** BEGIN Records shown **
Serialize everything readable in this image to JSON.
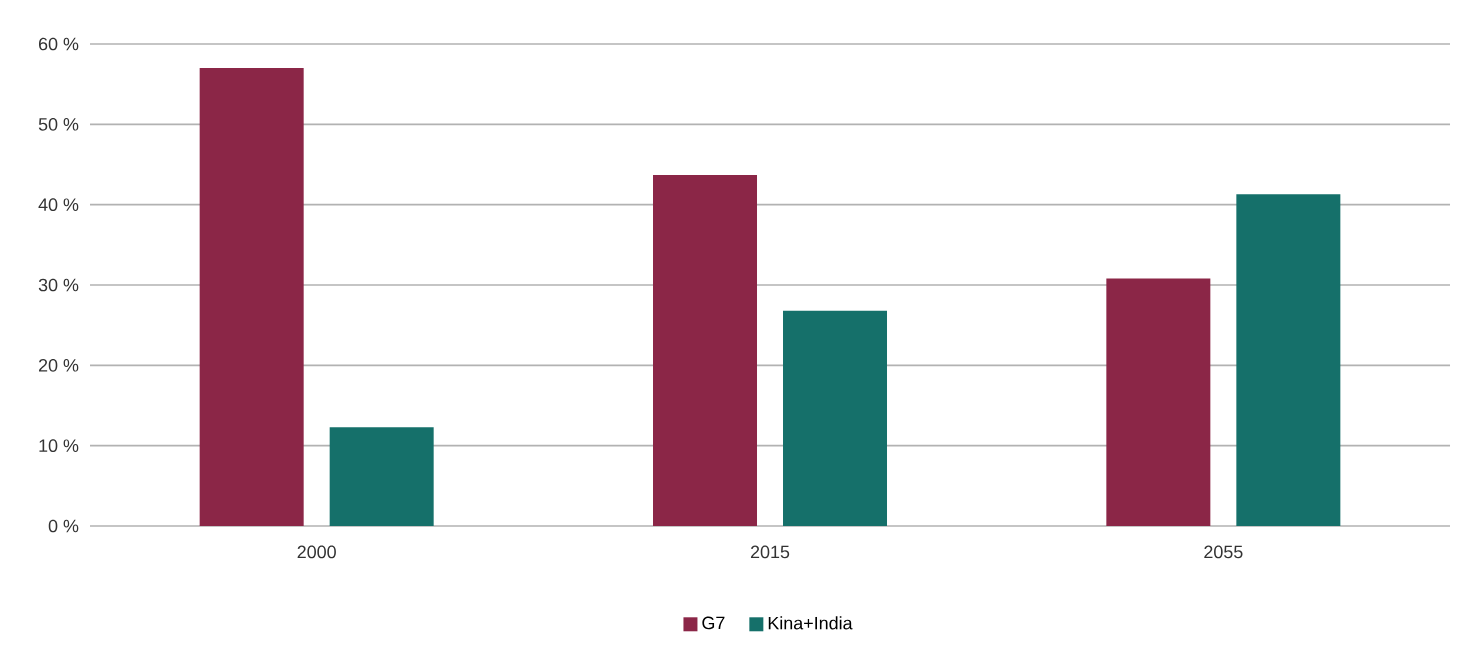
{
  "chart_data": {
    "type": "bar",
    "categories": [
      "2000",
      "2015",
      "2055"
    ],
    "series": [
      {
        "name": "G7",
        "color": "#8b2647",
        "values": [
          57.0,
          43.7,
          30.8
        ]
      },
      {
        "name": "Kina+India",
        "color": "#15706a",
        "values": [
          12.3,
          26.8,
          41.3
        ]
      }
    ],
    "ylim": [
      0,
      60
    ],
    "yticks": [
      {
        "value": 0,
        "label": "0 %"
      },
      {
        "value": 10,
        "label": "10 %"
      },
      {
        "value": 20,
        "label": "20 %"
      },
      {
        "value": 30,
        "label": "30 %"
      },
      {
        "value": 40,
        "label": "40 %"
      },
      {
        "value": 50,
        "label": "50 %"
      },
      {
        "value": 60,
        "label": "60 %"
      }
    ],
    "grid": "y",
    "legend": "bottom"
  }
}
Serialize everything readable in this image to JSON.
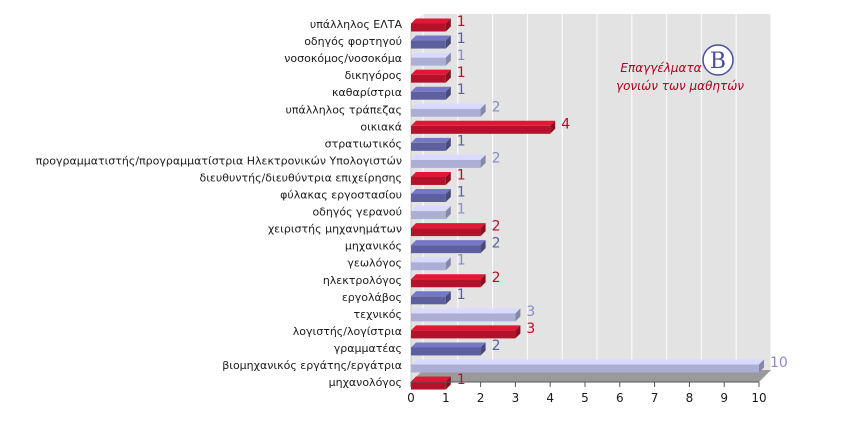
** END Records shown **
Exercise task
Write out the material above again, word for word, minus its pictures.

The reply
Serialize everything readable in this image to JSON.
{
  "chart_data": {
    "type": "bar",
    "categories": [
      "2000",
      "2015",
      "2055"
    ],
    "series": [
      {
        "name": "G7",
        "color": "#8b2647",
        "values": [
          57.0,
          43.7,
          30.8
        ]
      },
      {
        "name": "Kina+India",
        "color": "#15706a",
        "values": [
          12.3,
          26.8,
          41.3
        ]
      }
    ],
    "ylim": [
      0,
      60
    ],
    "yticks": [
      {
        "value": 0,
        "label": "0 %"
      },
      {
        "value": 10,
        "label": "10 %"
      },
      {
        "value": 20,
        "label": "20 %"
      },
      {
        "value": 30,
        "label": "30 %"
      },
      {
        "value": 40,
        "label": "40 %"
      },
      {
        "value": 50,
        "label": "50 %"
      },
      {
        "value": 60,
        "label": "60 %"
      }
    ],
    "grid": "y",
    "legend": "bottom"
  }
}
Serialize everything readable in this image to JSON.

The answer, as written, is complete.